▶ Given request:
Return all of the data exactly, with nothing left out but the pictures.

▶ Supplied records:
────────────────────────────────────────

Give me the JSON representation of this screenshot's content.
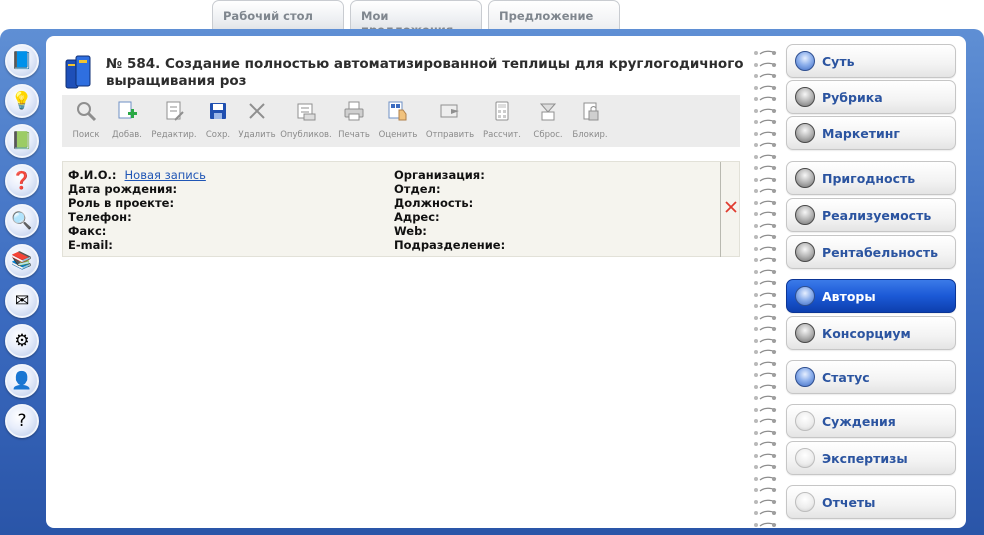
{
  "tabs": [
    {
      "label": "Рабочий стол",
      "active": false
    },
    {
      "label": "Мои предложения",
      "active": false
    },
    {
      "label": "Предложение",
      "active": true
    }
  ],
  "page": {
    "title": "№ 584. Создание полностью автоматизированной теплицы для круглогодичного выращивания роз"
  },
  "toolbar": [
    {
      "label": "Поиск",
      "icon": "magnifier-icon",
      "enabled": false
    },
    {
      "label": "Добав.",
      "icon": "add-document-icon",
      "enabled": true
    },
    {
      "label": "Редактир.",
      "icon": "edit-document-icon",
      "enabled": false
    },
    {
      "label": "Сохр.",
      "icon": "floppy-disk-icon",
      "enabled": true
    },
    {
      "label": "Удалить",
      "icon": "delete-x-icon",
      "enabled": false
    },
    {
      "label": "Опубликов.",
      "icon": "publish-icon",
      "enabled": false
    },
    {
      "label": "Печать",
      "icon": "printer-icon",
      "enabled": false
    },
    {
      "label": "Оценить",
      "icon": "rate-hand-icon",
      "enabled": true
    },
    {
      "label": "Отправить",
      "icon": "send-icon",
      "enabled": false
    },
    {
      "label": "Рассчит.",
      "icon": "calculator-icon",
      "enabled": false
    },
    {
      "label": "Сброс.",
      "icon": "reset-icon",
      "enabled": false
    },
    {
      "label": "Блокир.",
      "icon": "lock-icon",
      "enabled": false
    }
  ],
  "author_card": {
    "left_fields": [
      {
        "label": "Ф.И.О.:",
        "value": "Новая запись"
      },
      {
        "label": "Дата рождения:",
        "value": ""
      },
      {
        "label": "Роль в проекте:",
        "value": ""
      },
      {
        "label": "Телефон:",
        "value": ""
      },
      {
        "label": "Факс:",
        "value": ""
      },
      {
        "label": "E-mail:",
        "value": ""
      }
    ],
    "right_fields": [
      {
        "label": "Организация:",
        "value": ""
      },
      {
        "label": "Отдел:",
        "value": ""
      },
      {
        "label": "Должность:",
        "value": ""
      },
      {
        "label": "Адрес:",
        "value": ""
      },
      {
        "label": "Web:",
        "value": ""
      },
      {
        "label": "Подразделение:",
        "value": ""
      }
    ]
  },
  "nav": [
    {
      "label": "Суть",
      "dot": "blue",
      "active": false
    },
    {
      "label": "Рубрика",
      "dot": "gray",
      "active": false
    },
    {
      "label": "Маркетинг",
      "dot": "gray",
      "active": false
    },
    {
      "label": "Пригодность",
      "dot": "gray",
      "active": false
    },
    {
      "label": "Реализуемость",
      "dot": "gray",
      "active": false
    },
    {
      "label": "Рентабельность",
      "dot": "gray",
      "active": false
    },
    {
      "label": "Авторы",
      "dot": "blue",
      "active": true
    },
    {
      "label": "Консорциум",
      "dot": "gray",
      "active": false
    },
    {
      "label": "Статус",
      "dot": "blue",
      "active": false
    },
    {
      "label": "Суждения",
      "dot": "light",
      "active": false
    },
    {
      "label": "Экспертизы",
      "dot": "light",
      "active": false
    },
    {
      "label": "Отчеты",
      "dot": "light",
      "active": false
    }
  ],
  "left_icons": [
    {
      "icon": "proposal-book-icon",
      "glyph": "📘"
    },
    {
      "icon": "idea-icon",
      "glyph": "💡"
    },
    {
      "icon": "question-book-icon",
      "glyph": "📗"
    },
    {
      "icon": "help-question-icon",
      "glyph": "❓"
    },
    {
      "icon": "search-document-icon",
      "glyph": "🔍"
    },
    {
      "icon": "books-icon",
      "glyph": "📚"
    },
    {
      "icon": "mail-icon",
      "glyph": "✉"
    },
    {
      "icon": "settings-icon",
      "glyph": "⚙"
    },
    {
      "icon": "user-icon",
      "glyph": "👤"
    },
    {
      "icon": "help-icon",
      "glyph": "?"
    }
  ],
  "colors": {
    "frame_blue": "#3b6bc0",
    "nav_text": "#2b54a0",
    "nav_active": "#1b59d6",
    "link": "#1f55b5",
    "delete_red": "#e03b2e"
  }
}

────────────────────────────────────────

▶ Solved exercise:
Give me the JSON representation of this screenshot's content.
{
  "tabs": [
    {
      "label": "Рабочий стол",
      "active": false
    },
    {
      "label": "Мои предложения",
      "active": false
    },
    {
      "label": "Предложение",
      "active": true
    }
  ],
  "page": {
    "title": "№ 584. Создание полностью автоматизированной теплицы для круглогодичного выращивания роз"
  },
  "toolbar": [
    {
      "label": "Поиск",
      "icon": "magnifier-icon",
      "enabled": false
    },
    {
      "label": "Добав.",
      "icon": "add-document-icon",
      "enabled": true
    },
    {
      "label": "Редактир.",
      "icon": "edit-document-icon",
      "enabled": false
    },
    {
      "label": "Сохр.",
      "icon": "floppy-disk-icon",
      "enabled": true
    },
    {
      "label": "Удалить",
      "icon": "delete-x-icon",
      "enabled": false
    },
    {
      "label": "Опубликов.",
      "icon": "publish-icon",
      "enabled": false
    },
    {
      "label": "Печать",
      "icon": "printer-icon",
      "enabled": false
    },
    {
      "label": "Оценить",
      "icon": "rate-hand-icon",
      "enabled": true
    },
    {
      "label": "Отправить",
      "icon": "send-icon",
      "enabled": false
    },
    {
      "label": "Рассчит.",
      "icon": "calculator-icon",
      "enabled": false
    },
    {
      "label": "Сброс.",
      "icon": "reset-icon",
      "enabled": false
    },
    {
      "label": "Блокир.",
      "icon": "lock-icon",
      "enabled": false
    }
  ],
  "author_card": {
    "left_fields": [
      {
        "label": "Ф.И.О.:",
        "value": "Новая запись"
      },
      {
        "label": "Дата рождения:",
        "value": ""
      },
      {
        "label": "Роль в проекте:",
        "value": ""
      },
      {
        "label": "Телефон:",
        "value": ""
      },
      {
        "label": "Факс:",
        "value": ""
      },
      {
        "label": "E-mail:",
        "value": ""
      }
    ],
    "right_fields": [
      {
        "label": "Организация:",
        "value": ""
      },
      {
        "label": "Отдел:",
        "value": ""
      },
      {
        "label": "Должность:",
        "value": ""
      },
      {
        "label": "Адрес:",
        "value": ""
      },
      {
        "label": "Web:",
        "value": ""
      },
      {
        "label": "Подразделение:",
        "value": ""
      }
    ]
  },
  "nav": [
    {
      "label": "Суть",
      "dot": "blue",
      "active": false
    },
    {
      "label": "Рубрика",
      "dot": "gray",
      "active": false
    },
    {
      "label": "Маркетинг",
      "dot": "gray",
      "active": false
    },
    {
      "label": "Пригодность",
      "dot": "gray",
      "active": false
    },
    {
      "label": "Реализуемость",
      "dot": "gray",
      "active": false
    },
    {
      "label": "Рентабельность",
      "dot": "gray",
      "active": false
    },
    {
      "label": "Авторы",
      "dot": "blue",
      "active": true
    },
    {
      "label": "Консорциум",
      "dot": "gray",
      "active": false
    },
    {
      "label": "Статус",
      "dot": "blue",
      "active": false
    },
    {
      "label": "Суждения",
      "dot": "light",
      "active": false
    },
    {
      "label": "Экспертизы",
      "dot": "light",
      "active": false
    },
    {
      "label": "Отчеты",
      "dot": "light",
      "active": false
    }
  ],
  "left_icons": [
    {
      "icon": "proposal-book-icon",
      "glyph": "📘"
    },
    {
      "icon": "idea-icon",
      "glyph": "💡"
    },
    {
      "icon": "question-book-icon",
      "glyph": "📗"
    },
    {
      "icon": "help-question-icon",
      "glyph": "❓"
    },
    {
      "icon": "search-document-icon",
      "glyph": "🔍"
    },
    {
      "icon": "books-icon",
      "glyph": "📚"
    },
    {
      "icon": "mail-icon",
      "glyph": "✉"
    },
    {
      "icon": "settings-icon",
      "glyph": "⚙"
    },
    {
      "icon": "user-icon",
      "glyph": "👤"
    },
    {
      "icon": "help-icon",
      "glyph": "?"
    }
  ],
  "colors": {
    "frame_blue": "#3b6bc0",
    "nav_text": "#2b54a0",
    "nav_active": "#1b59d6",
    "link": "#1f55b5",
    "delete_red": "#e03b2e"
  }
}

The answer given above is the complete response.